**Exercise goal**. Reproduce the listing below line for line without altering any wording, but omit the pictures from your answer.

**Exercise data**.

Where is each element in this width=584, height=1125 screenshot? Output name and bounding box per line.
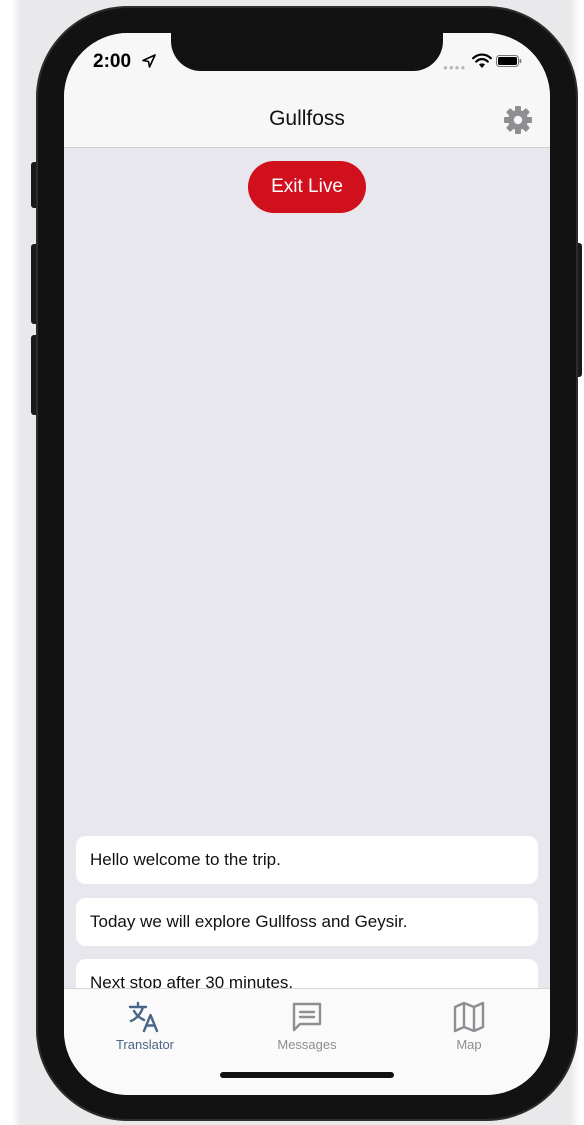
message-icon [292, 1002, 322, 1032]
message-text: Hello welcome to the trip. [90, 850, 281, 869]
translate-icon [128, 1001, 159, 1033]
tab-label-messages: Messages [277, 1037, 337, 1052]
home-indicator[interactable] [220, 1072, 394, 1078]
message-bubble: Today we will explore Gullfoss and Geysi… [76, 898, 538, 946]
wifi-icon [472, 53, 492, 68]
tab-label-translator: Translator [115, 1037, 175, 1052]
tab-bar: Translator Messages Map [64, 988, 550, 1095]
battery-icon [496, 55, 522, 67]
tab-translator[interactable]: Translator [64, 989, 226, 1059]
navigation-bar: Gullfoss [64, 93, 550, 148]
cellular-signal-icon: ●●●● [443, 63, 467, 72]
tab-label-map: Map [456, 1037, 482, 1052]
status-time: 2:00 [93, 51, 132, 72]
message-text: Today we will explore Gullfoss and Geysi… [90, 912, 408, 931]
gear-icon[interactable] [502, 104, 534, 136]
tab-map[interactable]: Map [388, 989, 550, 1059]
message-bubble: Hello welcome to the trip. [76, 836, 538, 884]
notch [171, 33, 443, 71]
live-translation-area: Exit Live Hello welcome to the trip. Tod… [64, 148, 550, 1007]
page-title: Gullfoss [269, 107, 345, 130]
exit-live-button[interactable]: Exit Live [248, 161, 366, 213]
location-arrow-icon [142, 54, 156, 68]
tab-messages[interactable]: Messages [226, 989, 388, 1059]
map-icon [453, 1001, 485, 1033]
phone-screen: 2:00 ●●●● Gullfoss Exit Live Hello welco… [64, 33, 550, 1095]
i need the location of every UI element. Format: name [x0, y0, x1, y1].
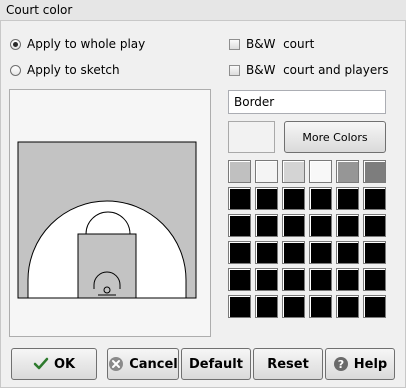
- color-swatch[interactable]: [336, 241, 359, 264]
- color-swatch[interactable]: [228, 268, 251, 291]
- color-swatch[interactable]: [363, 187, 386, 210]
- bw-court-players-label: B&W court and players: [246, 63, 389, 77]
- color-swatch[interactable]: [336, 268, 359, 291]
- color-swatch[interactable]: [228, 160, 251, 183]
- window-title: Court color: [6, 3, 73, 17]
- color-swatch[interactable]: [363, 268, 386, 291]
- reset-label: Reset: [267, 356, 309, 372]
- help-label: Help: [353, 356, 388, 372]
- ok-label: OK: [53, 356, 76, 372]
- color-swatch[interactable]: [309, 241, 332, 264]
- color-swatch[interactable]: [255, 241, 278, 264]
- radio-unselected-icon: [10, 64, 21, 76]
- color-swatch[interactable]: [363, 241, 386, 264]
- more-colors-button[interactable]: More Colors: [284, 121, 386, 153]
- color-swatch[interactable]: [363, 160, 386, 183]
- help-button[interactable]: ? Help: [325, 348, 395, 380]
- title-bar: Court color: [0, 0, 406, 21]
- bw-court-label: B&W court: [246, 37, 315, 51]
- bw-court-checkbox[interactable]: B&W court: [229, 37, 314, 51]
- color-swatch[interactable]: [309, 160, 332, 183]
- cancel-label: Cancel: [129, 356, 178, 372]
- color-swatch[interactable]: [255, 160, 278, 183]
- key-lane: [77, 233, 137, 299]
- color-palette: [228, 160, 386, 318]
- color-swatch[interactable]: [282, 187, 305, 210]
- color-swatch[interactable]: [282, 295, 305, 318]
- reset-button[interactable]: Reset: [253, 348, 323, 380]
- bw-court-players-checkbox[interactable]: B&W court and players: [229, 63, 388, 77]
- color-swatch[interactable]: [336, 295, 359, 318]
- color-swatch[interactable]: [363, 295, 386, 318]
- cancel-button[interactable]: Cancel: [107, 348, 179, 380]
- color-swatch[interactable]: [282, 160, 305, 183]
- checkbox-icon: [229, 38, 240, 50]
- color-swatch[interactable]: [336, 214, 359, 237]
- court-preview[interactable]: [9, 89, 211, 337]
- color-swatch[interactable]: [255, 214, 278, 237]
- help-icon: ?: [333, 356, 349, 372]
- apply-whole-play-label: Apply to whole play: [27, 37, 146, 51]
- current-color-swatch: [228, 121, 275, 153]
- checkbox-icon: [229, 64, 240, 76]
- color-swatch[interactable]: [282, 214, 305, 237]
- color-swatch[interactable]: [228, 187, 251, 210]
- color-swatch[interactable]: [228, 214, 251, 237]
- default-button[interactable]: Default: [181, 348, 251, 380]
- border-label: Border: [234, 95, 275, 109]
- half-court-diagram: [17, 141, 197, 299]
- default-label: Default: [189, 356, 243, 372]
- color-swatch[interactable]: [309, 214, 332, 237]
- checkmark-icon: [33, 356, 49, 372]
- x-icon: [108, 356, 124, 372]
- color-swatch[interactable]: [255, 187, 278, 210]
- color-swatch[interactable]: [228, 241, 251, 264]
- color-swatch[interactable]: [255, 295, 278, 318]
- more-colors-label: More Colors: [302, 130, 368, 144]
- apply-sketch-label: Apply to sketch: [27, 63, 120, 77]
- apply-sketch-radio[interactable]: Apply to sketch: [10, 63, 120, 77]
- color-swatch[interactable]: [309, 295, 332, 318]
- color-swatch[interactable]: [282, 268, 305, 291]
- radio-selected-icon: [10, 38, 21, 50]
- border-field[interactable]: Border: [228, 90, 386, 114]
- color-swatch[interactable]: [336, 187, 359, 210]
- color-swatch[interactable]: [336, 160, 359, 183]
- color-swatch[interactable]: [309, 268, 332, 291]
- color-swatch[interactable]: [282, 241, 305, 264]
- color-swatch[interactable]: [363, 214, 386, 237]
- apply-whole-play-radio[interactable]: Apply to whole play: [10, 37, 145, 51]
- color-swatch[interactable]: [309, 187, 332, 210]
- svg-text:?: ?: [338, 358, 344, 371]
- ok-button[interactable]: OK: [11, 348, 97, 380]
- color-swatch[interactable]: [228, 295, 251, 318]
- color-swatch[interactable]: [255, 268, 278, 291]
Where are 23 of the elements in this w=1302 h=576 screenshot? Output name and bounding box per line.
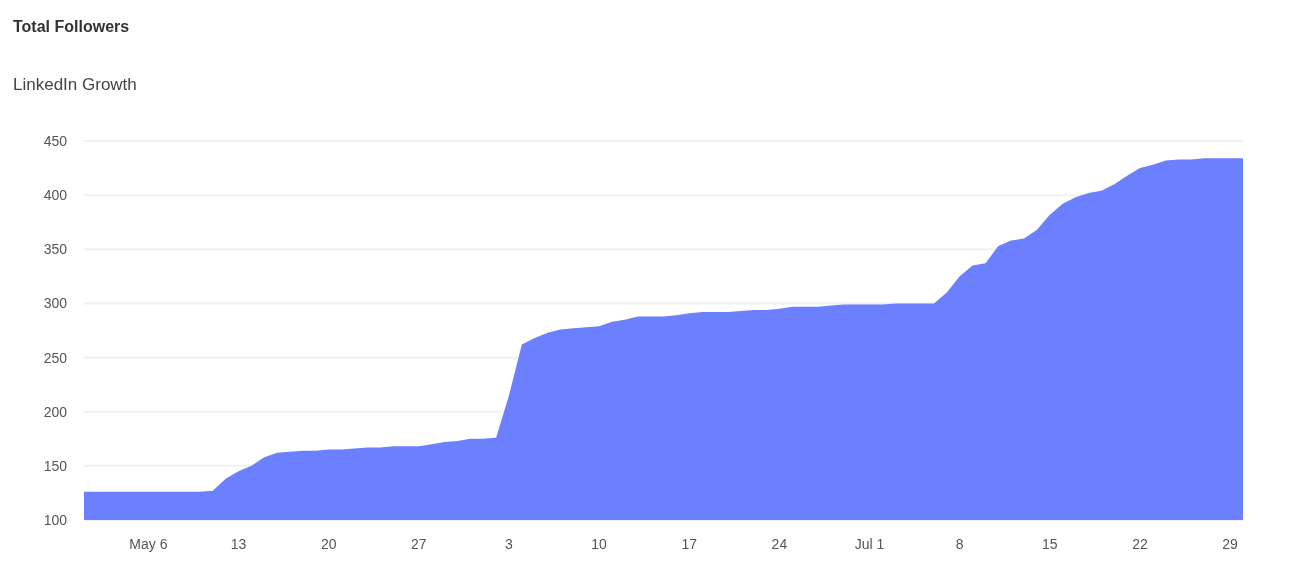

**Answer to the problem**.
Where is each element in this width=584, height=1125 screenshot? Output name and bounding box per line.
message-icon [292, 1002, 322, 1032]
message-text: Hello welcome to the trip. [90, 850, 281, 869]
translate-icon [128, 1001, 159, 1033]
tab-label-messages: Messages [277, 1037, 337, 1052]
home-indicator[interactable] [220, 1072, 394, 1078]
message-bubble: Today we will explore Gullfoss and Geysi… [76, 898, 538, 946]
wifi-icon [472, 53, 492, 68]
tab-label-translator: Translator [115, 1037, 175, 1052]
tab-bar: Translator Messages Map [64, 988, 550, 1095]
battery-icon [496, 55, 522, 67]
tab-translator[interactable]: Translator [64, 989, 226, 1059]
navigation-bar: Gullfoss [64, 93, 550, 148]
cellular-signal-icon: ●●●● [443, 63, 467, 72]
tab-label-map: Map [456, 1037, 482, 1052]
status-time: 2:00 [93, 51, 132, 72]
message-text: Today we will explore Gullfoss and Geysi… [90, 912, 408, 931]
gear-icon[interactable] [502, 104, 534, 136]
tab-map[interactable]: Map [388, 989, 550, 1059]
message-bubble: Hello welcome to the trip. [76, 836, 538, 884]
notch [171, 33, 443, 71]
live-translation-area: Exit Live Hello welcome to the trip. Tod… [64, 148, 550, 1007]
page-title: Gullfoss [269, 107, 345, 130]
exit-live-button[interactable]: Exit Live [248, 161, 366, 213]
location-arrow-icon [142, 54, 156, 68]
tab-messages[interactable]: Messages [226, 989, 388, 1059]
map-icon [453, 1001, 485, 1033]
phone-screen: 2:00 ●●●● Gullfoss Exit Live Hello welco… [64, 33, 550, 1095]
i need the location of every UI element. Format: name [x0, y0, x1, y1].
- color-swatch[interactable]: [336, 241, 359, 264]
- color-swatch[interactable]: [228, 268, 251, 291]
- color-swatch[interactable]: [363, 187, 386, 210]
- bw-court-players-label: B&W court and players: [246, 63, 389, 77]
- color-swatch[interactable]: [336, 268, 359, 291]
- color-swatch[interactable]: [228, 160, 251, 183]
- window-title: Court color: [6, 3, 73, 17]
- color-swatch[interactable]: [363, 268, 386, 291]
- reset-label: Reset: [267, 356, 309, 372]
- help-label: Help: [353, 356, 388, 372]
- ok-label: OK: [53, 356, 76, 372]
- color-swatch[interactable]: [309, 241, 332, 264]
- color-swatch[interactable]: [255, 241, 278, 264]
- radio-unselected-icon: [10, 64, 21, 76]
- color-swatch[interactable]: [363, 241, 386, 264]
- more-colors-button[interactable]: More Colors: [284, 121, 386, 153]
- color-swatch[interactable]: [363, 160, 386, 183]
- help-button[interactable]: ? Help: [325, 348, 395, 380]
- title-bar: Court color: [0, 0, 406, 21]
- bw-court-label: B&W court: [246, 37, 315, 51]
- bw-court-checkbox[interactable]: B&W court: [229, 37, 314, 51]
- color-swatch[interactable]: [309, 160, 332, 183]
- cancel-label: Cancel: [129, 356, 178, 372]
- color-swatch[interactable]: [255, 160, 278, 183]
- key-lane: [77, 233, 137, 299]
- color-palette: [228, 160, 386, 318]
- color-swatch[interactable]: [282, 187, 305, 210]
- color-swatch[interactable]: [282, 295, 305, 318]
- reset-button[interactable]: Reset: [253, 348, 323, 380]
- bw-court-players-checkbox[interactable]: B&W court and players: [229, 63, 388, 77]
- color-swatch[interactable]: [336, 295, 359, 318]
- color-swatch[interactable]: [363, 295, 386, 318]
- cancel-button[interactable]: Cancel: [107, 348, 179, 380]
- color-swatch[interactable]: [282, 160, 305, 183]
- checkbox-icon: [229, 38, 240, 50]
- color-swatch[interactable]: [336, 214, 359, 237]
- court-preview[interactable]: [9, 89, 211, 337]
- color-swatch[interactable]: [255, 214, 278, 237]
- help-icon: ?: [333, 356, 349, 372]
- apply-whole-play-label: Apply to whole play: [27, 37, 146, 51]
- current-color-swatch: [228, 121, 275, 153]
- checkbox-icon: [229, 64, 240, 76]
- color-swatch[interactable]: [282, 214, 305, 237]
- color-swatch[interactable]: [228, 187, 251, 210]
- color-swatch[interactable]: [228, 214, 251, 237]
- default-button[interactable]: Default: [181, 348, 251, 380]
- border-label: Border: [234, 95, 275, 109]
- half-court-diagram: [17, 141, 197, 299]
- default-label: Default: [189, 356, 243, 372]
- color-swatch[interactable]: [309, 214, 332, 237]
- checkmark-icon: [33, 356, 49, 372]
- x-icon: [108, 356, 124, 372]
- color-swatch[interactable]: [255, 187, 278, 210]
- color-swatch[interactable]: [228, 241, 251, 264]
- color-swatch[interactable]: [255, 295, 278, 318]
- more-colors-label: More Colors: [302, 130, 368, 144]
- apply-sketch-label: Apply to sketch: [27, 63, 120, 77]
- apply-sketch-radio[interactable]: Apply to sketch: [10, 63, 120, 77]
- color-swatch[interactable]: [309, 295, 332, 318]
- color-swatch[interactable]: [282, 268, 305, 291]
- radio-selected-icon: [10, 38, 21, 50]
- border-field[interactable]: Border: [228, 90, 386, 114]
- color-swatch[interactable]: [336, 187, 359, 210]
- color-swatch[interactable]: [336, 160, 359, 183]
- color-swatch[interactable]: [309, 268, 332, 291]
- color-swatch[interactable]: [282, 241, 305, 264]
- color-swatch[interactable]: [363, 214, 386, 237]
- apply-whole-play-radio[interactable]: Apply to whole play: [10, 37, 145, 51]
- color-swatch[interactable]: [309, 187, 332, 210]
- svg-text:?: ?: [338, 358, 344, 371]
- ok-button[interactable]: OK: [11, 348, 97, 380]
- color-swatch[interactable]: [228, 295, 251, 318]
- color-swatch[interactable]: [255, 268, 278, 291]
Where are 23 of the elements in this w=1302 h=576 screenshot? Output name and bounding box per line.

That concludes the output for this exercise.